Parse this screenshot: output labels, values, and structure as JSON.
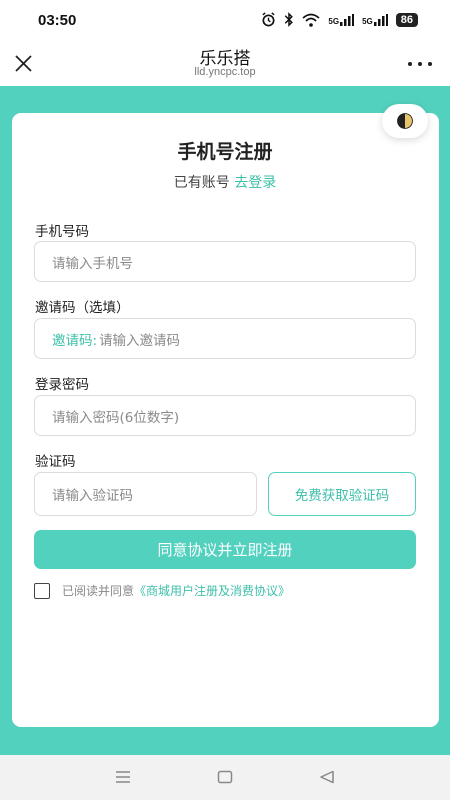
{
  "status": {
    "time": "03:50",
    "signal1": "5G",
    "signal2": "5G",
    "battery": "86"
  },
  "header": {
    "title": "乐乐搭",
    "url": "lld.yncpc.top"
  },
  "form": {
    "title": "手机号注册",
    "has_account": "已有账号",
    "login_link": "去登录",
    "phone": {
      "label": "手机号码",
      "placeholder": "请输入手机号"
    },
    "invite": {
      "label": "邀请码（选填）",
      "prefix": "邀请码:",
      "placeholder": "请输入邀请码"
    },
    "password": {
      "label": "登录密码",
      "placeholder": "请输入密码(6位数字)"
    },
    "code": {
      "label": "验证码",
      "placeholder": "请输入验证码",
      "button": "免费获取验证码"
    },
    "submit": "同意协议并立即注册",
    "agreement": {
      "text": "已阅读并同意",
      "link": "《商城用户注册及消费协议》",
      "checked": false
    }
  },
  "colors": {
    "accent": "#53d1bf",
    "accent_text": "#3dbfa9"
  },
  "icons": {
    "close": "close-icon",
    "more": "more-icon",
    "theme": "theme-toggle-icon",
    "nav_menu": "menu-icon",
    "nav_home": "home-icon",
    "nav_back": "back-icon"
  }
}
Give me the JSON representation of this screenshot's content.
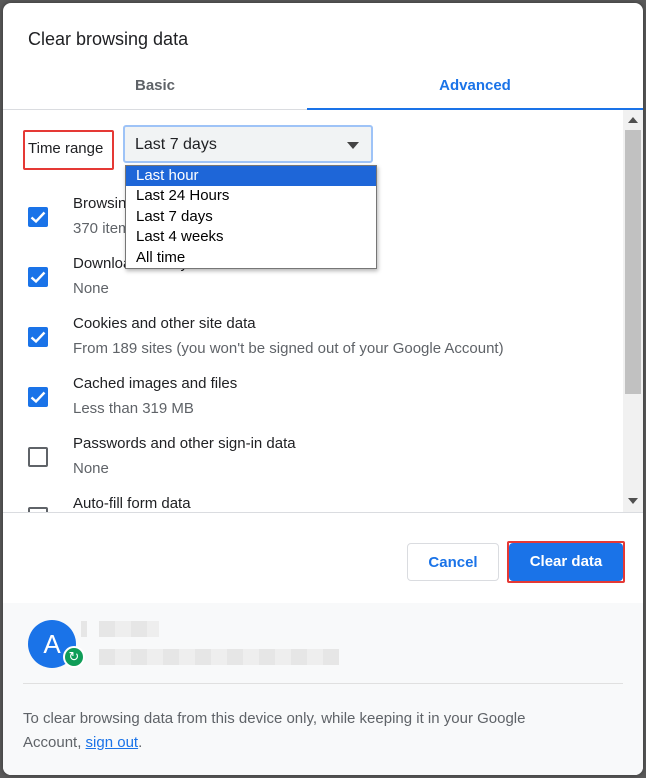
{
  "dialog": {
    "title": "Clear browsing data"
  },
  "tabs": [
    {
      "label": "Basic"
    },
    {
      "label": "Advanced"
    }
  ],
  "time_range": {
    "label": "Time range",
    "selected": "Last 7 days",
    "options": [
      "Last hour",
      "Last 24 Hours",
      "Last 7 days",
      "Last 4 weeks",
      "All time"
    ],
    "highlighted": "Last hour"
  },
  "items": [
    {
      "title": "Browsing history",
      "desc": "370 items",
      "checked": true
    },
    {
      "title": "Download history",
      "desc": "None",
      "checked": true
    },
    {
      "title": "Cookies and other site data",
      "desc": "From 189 sites (you won't be signed out of your Google Account)",
      "checked": true
    },
    {
      "title": "Cached images and files",
      "desc": "Less than 319 MB",
      "checked": true
    },
    {
      "title": "Passwords and other sign-in data",
      "desc": "None",
      "checked": false
    },
    {
      "title": "Auto-fill form data",
      "desc": "",
      "checked": false
    }
  ],
  "buttons": {
    "cancel": "Cancel",
    "clear": "Clear data"
  },
  "account": {
    "avatar_letter": "A"
  },
  "footer": {
    "text": "To clear browsing data from this device only, while keeping it in your Google Account, ",
    "link": "sign out",
    "suffix": "."
  },
  "colors": {
    "accent": "#1a73e8",
    "highlight_box": "#e53935",
    "sync_badge": "#0f9d58"
  }
}
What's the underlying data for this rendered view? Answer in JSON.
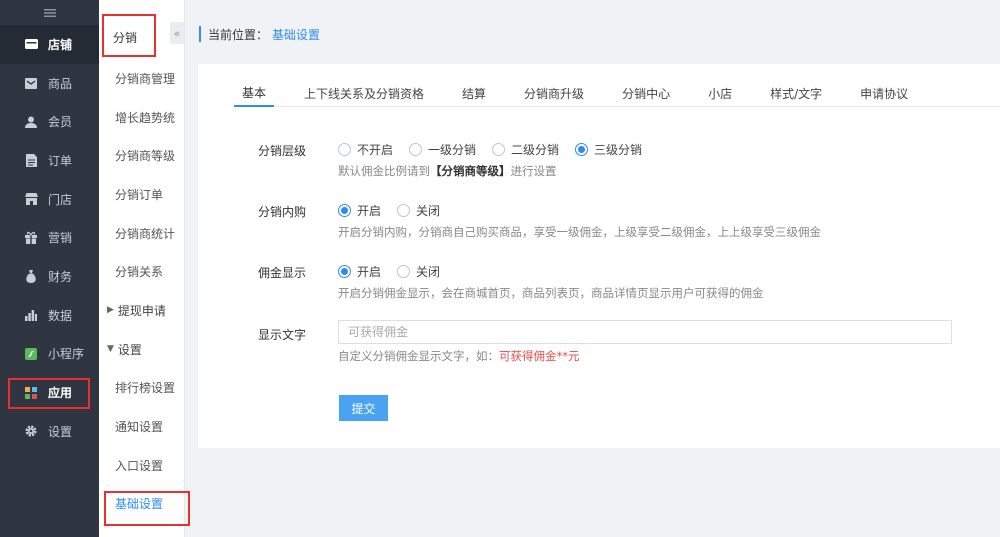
{
  "sidebar": {
    "toggle_icon": "collapse-icon",
    "items": [
      {
        "label": "店铺",
        "icon": "store-icon"
      },
      {
        "label": "商品",
        "icon": "goods-icon"
      },
      {
        "label": "会员",
        "icon": "user-icon"
      },
      {
        "label": "订单",
        "icon": "order-icon"
      },
      {
        "label": "门店",
        "icon": "shop-icon"
      },
      {
        "label": "营销",
        "icon": "gift-icon"
      },
      {
        "label": "财务",
        "icon": "money-bag-icon"
      },
      {
        "label": "数据",
        "icon": "bar-chart-icon"
      },
      {
        "label": "小程序",
        "icon": "mini-program-icon"
      },
      {
        "label": "应用",
        "icon": "apps-icon"
      },
      {
        "label": "设置",
        "icon": "gear-icon"
      }
    ]
  },
  "submenu": {
    "title": "分销",
    "items": [
      "分销商管理",
      "增长趋势统",
      "分销商等级",
      "分销订单",
      "分销商统计",
      "分销关系"
    ],
    "group_collapsed": "提现申请",
    "group_expanded": "设置",
    "settings_items": [
      "排行榜设置",
      "通知设置",
      "入口设置",
      "基础设置"
    ]
  },
  "breadcrumb": {
    "prefix": "当前位置：",
    "current": "基础设置"
  },
  "tabs": [
    "基本",
    "上下线关系及分销资格",
    "结算",
    "分销商升级",
    "分销中心",
    "小店",
    "样式/文字",
    "申请协议"
  ],
  "form": {
    "level": {
      "label": "分销层级",
      "options": [
        "不开启",
        "一级分销",
        "二级分销",
        "三级分销"
      ],
      "selected": "三级分销",
      "hint_pre": "默认佣金比例请到",
      "hint_bold": "【分销商等级】",
      "hint_post": "进行设置"
    },
    "inner_buy": {
      "label": "分销内购",
      "options": [
        "开启",
        "关闭"
      ],
      "selected": "开启",
      "hint": "开启分销内购，分销商自己购买商品，享受一级佣金，上级享受二级佣金，上上级享受三级佣金"
    },
    "commission_display": {
      "label": "佣金显示",
      "options": [
        "开启",
        "关闭"
      ],
      "selected": "开启",
      "hint": "开启分销佣金显示，会在商城首页，商品列表页，商品详情页显示用户可获得的佣金"
    },
    "display_text": {
      "label": "显示文字",
      "value": "",
      "placeholder": "可获得佣金",
      "hint_pre": "自定义分销佣金显示文字，如：",
      "hint_red": "可获得佣金**元"
    },
    "submit_label": "提交"
  },
  "colors": {
    "accent": "#2d8cf0",
    "sidebar_bg": "#2f3642",
    "highlight_frame": "#e8302f",
    "hint_red": "#ea4a4a"
  }
}
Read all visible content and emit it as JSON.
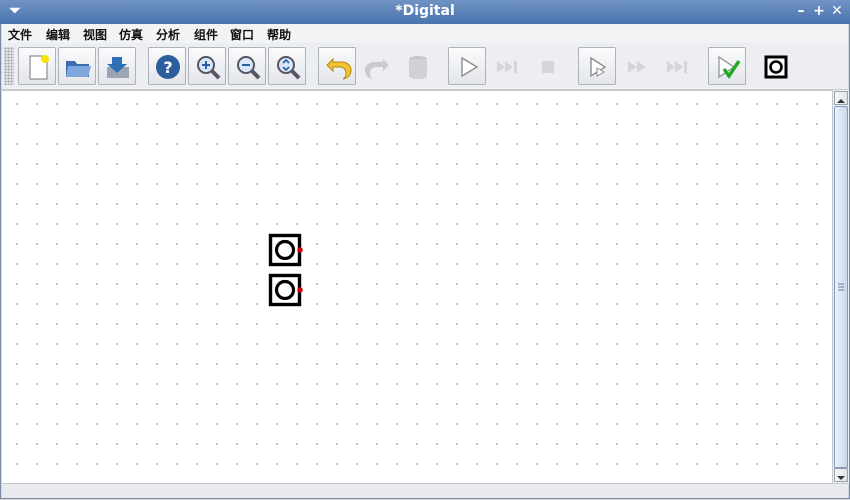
{
  "window": {
    "title": "*Digital"
  },
  "menu": {
    "items": [
      "文件",
      "编辑",
      "视图",
      "仿真",
      "分析",
      "组件",
      "窗口",
      "帮助"
    ]
  },
  "toolbar": {
    "buttons": [
      {
        "icon": "new-file-icon",
        "enabled": true
      },
      {
        "icon": "open-folder-icon",
        "enabled": true
      },
      {
        "icon": "save-icon",
        "enabled": true
      },
      {
        "icon": "help-icon",
        "enabled": true
      },
      {
        "icon": "zoom-in-icon",
        "enabled": true
      },
      {
        "icon": "zoom-out-icon",
        "enabled": true
      },
      {
        "icon": "zoom-fit-icon",
        "enabled": true
      },
      {
        "icon": "undo-icon",
        "enabled": true
      },
      {
        "icon": "redo-icon",
        "enabled": false
      },
      {
        "icon": "delete-icon",
        "enabled": false
      },
      {
        "icon": "run-icon",
        "enabled": true
      },
      {
        "icon": "step-icon",
        "enabled": false
      },
      {
        "icon": "stop-icon",
        "enabled": false
      },
      {
        "icon": "run-to-break-icon",
        "enabled": true
      },
      {
        "icon": "fast-run-icon",
        "enabled": false
      },
      {
        "icon": "micro-step-icon",
        "enabled": false
      },
      {
        "icon": "analyse-check-icon",
        "enabled": true
      },
      {
        "icon": "output-component-icon",
        "enabled": true
      }
    ]
  },
  "canvas": {
    "components": [
      {
        "type": "output-component",
        "pin_color": "#cc0000"
      },
      {
        "type": "output-component",
        "pin_color": "#cc0000"
      }
    ]
  },
  "colors": {
    "accent": "#4a74ad",
    "pin": "#cc0000"
  }
}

TASK:
Make an exact copy of the records above, with the pictures left out.

FINISHED ANSWER:
Parse this screenshot: output labels, values, and structure as JSON.
{
  "status": {
    "time": "03:50",
    "signal1": "5G",
    "signal2": "5G",
    "battery": "86"
  },
  "header": {
    "title": "乐乐搭",
    "url": "lld.yncpc.top"
  },
  "form": {
    "title": "手机号注册",
    "has_account": "已有账号",
    "login_link": "去登录",
    "phone": {
      "label": "手机号码",
      "placeholder": "请输入手机号"
    },
    "invite": {
      "label": "邀请码（选填）",
      "prefix": "邀请码:",
      "placeholder": "请输入邀请码"
    },
    "password": {
      "label": "登录密码",
      "placeholder": "请输入密码(6位数字)"
    },
    "code": {
      "label": "验证码",
      "placeholder": "请输入验证码",
      "button": "免费获取验证码"
    },
    "submit": "同意协议并立即注册",
    "agreement": {
      "text": "已阅读并同意",
      "link": "《商城用户注册及消费协议》",
      "checked": false
    }
  },
  "colors": {
    "accent": "#53d1bf",
    "accent_text": "#3dbfa9"
  },
  "icons": {
    "close": "close-icon",
    "more": "more-icon",
    "theme": "theme-toggle-icon",
    "nav_menu": "menu-icon",
    "nav_home": "home-icon",
    "nav_back": "back-icon"
  }
}
Give me the JSON representation of this screenshot's content.
{
  "dialog": {
    "title": "Clear browsing data"
  },
  "tabs": [
    {
      "label": "Basic"
    },
    {
      "label": "Advanced"
    }
  ],
  "time_range": {
    "label": "Time range",
    "selected": "Last 7 days",
    "options": [
      "Last hour",
      "Last 24 Hours",
      "Last 7 days",
      "Last 4 weeks",
      "All time"
    ],
    "highlighted": "Last hour"
  },
  "items": [
    {
      "title": "Browsing history",
      "desc": "370 items",
      "checked": true
    },
    {
      "title": "Download history",
      "desc": "None",
      "checked": true
    },
    {
      "title": "Cookies and other site data",
      "desc": "From 189 sites (you won't be signed out of your Google Account)",
      "checked": true
    },
    {
      "title": "Cached images and files",
      "desc": "Less than 319 MB",
      "checked": true
    },
    {
      "title": "Passwords and other sign-in data",
      "desc": "None",
      "checked": false
    },
    {
      "title": "Auto-fill form data",
      "desc": "",
      "checked": false
    }
  ],
  "buttons": {
    "cancel": "Cancel",
    "clear": "Clear data"
  },
  "account": {
    "avatar_letter": "A"
  },
  "footer": {
    "text": "To clear browsing data from this device only, while keeping it in your Google Account, ",
    "link": "sign out",
    "suffix": "."
  },
  "colors": {
    "accent": "#1a73e8",
    "highlight_box": "#e53935",
    "sync_badge": "#0f9d58"
  }
}
What's the underlying data for this rendered view? Answer in JSON.
{
  "sidebar": {
    "toggle_icon": "collapse-icon",
    "items": [
      {
        "label": "店铺",
        "icon": "store-icon"
      },
      {
        "label": "商品",
        "icon": "goods-icon"
      },
      {
        "label": "会员",
        "icon": "user-icon"
      },
      {
        "label": "订单",
        "icon": "order-icon"
      },
      {
        "label": "门店",
        "icon": "shop-icon"
      },
      {
        "label": "营销",
        "icon": "gift-icon"
      },
      {
        "label": "财务",
        "icon": "money-bag-icon"
      },
      {
        "label": "数据",
        "icon": "bar-chart-icon"
      },
      {
        "label": "小程序",
        "icon": "mini-program-icon"
      },
      {
        "label": "应用",
        "icon": "apps-icon"
      },
      {
        "label": "设置",
        "icon": "gear-icon"
      }
    ]
  },
  "submenu": {
    "title": "分销",
    "items": [
      "分销商管理",
      "增长趋势统",
      "分销商等级",
      "分销订单",
      "分销商统计",
      "分销关系"
    ],
    "group_collapsed": "提现申请",
    "group_expanded": "设置",
    "settings_items": [
      "排行榜设置",
      "通知设置",
      "入口设置",
      "基础设置"
    ]
  },
  "breadcrumb": {
    "prefix": "当前位置：",
    "current": "基础设置"
  },
  "tabs": [
    "基本",
    "上下线关系及分销资格",
    "结算",
    "分销商升级",
    "分销中心",
    "小店",
    "样式/文字",
    "申请协议"
  ],
  "form": {
    "level": {
      "label": "分销层级",
      "options": [
        "不开启",
        "一级分销",
        "二级分销",
        "三级分销"
      ],
      "selected": "三级分销",
      "hint_pre": "默认佣金比例请到",
      "hint_bold": "【分销商等级】",
      "hint_post": "进行设置"
    },
    "inner_buy": {
      "label": "分销内购",
      "options": [
        "开启",
        "关闭"
      ],
      "selected": "开启",
      "hint": "开启分销内购，分销商自己购买商品，享受一级佣金，上级享受二级佣金，上上级享受三级佣金"
    },
    "commission_display": {
      "label": "佣金显示",
      "options": [
        "开启",
        "关闭"
      ],
      "selected": "开启",
      "hint": "开启分销佣金显示，会在商城首页，商品列表页，商品详情页显示用户可获得的佣金"
    },
    "display_text": {
      "label": "显示文字",
      "value": "",
      "placeholder": "可获得佣金",
      "hint_pre": "自定义分销佣金显示文字，如：",
      "hint_red": "可获得佣金**元"
    },
    "submit_label": "提交"
  },
  "colors": {
    "accent": "#2d8cf0",
    "sidebar_bg": "#2f3642",
    "highlight_frame": "#e8302f",
    "hint_red": "#ea4a4a"
  }
}
Read all visible content and emit it as JSON.
{
  "window": {
    "title": "*Digital"
  },
  "menu": {
    "items": [
      "文件",
      "编辑",
      "视图",
      "仿真",
      "分析",
      "组件",
      "窗口",
      "帮助"
    ]
  },
  "toolbar": {
    "buttons": [
      {
        "icon": "new-file-icon",
        "enabled": true
      },
      {
        "icon": "open-folder-icon",
        "enabled": true
      },
      {
        "icon": "save-icon",
        "enabled": true
      },
      {
        "icon": "help-icon",
        "enabled": true
      },
      {
        "icon": "zoom-in-icon",
        "enabled": true
      },
      {
        "icon": "zoom-out-icon",
        "enabled": true
      },
      {
        "icon": "zoom-fit-icon",
        "enabled": true
      },
      {
        "icon": "undo-icon",
        "enabled": true
      },
      {
        "icon": "redo-icon",
        "enabled": false
      },
      {
        "icon": "delete-icon",
        "enabled": false
      },
      {
        "icon": "run-icon",
        "enabled": true
      },
      {
        "icon": "step-icon",
        "enabled": false
      },
      {
        "icon": "stop-icon",
        "enabled": false
      },
      {
        "icon": "run-to-break-icon",
        "enabled": true
      },
      {
        "icon": "fast-run-icon",
        "enabled": false
      },
      {
        "icon": "micro-step-icon",
        "enabled": false
      },
      {
        "icon": "analyse-check-icon",
        "enabled": true
      },
      {
        "icon": "output-component-icon",
        "enabled": true
      }
    ]
  },
  "canvas": {
    "components": [
      {
        "type": "output-component",
        "pin_color": "#cc0000"
      },
      {
        "type": "output-component",
        "pin_color": "#cc0000"
      }
    ]
  },
  "colors": {
    "accent": "#4a74ad",
    "pin": "#cc0000"
  }
}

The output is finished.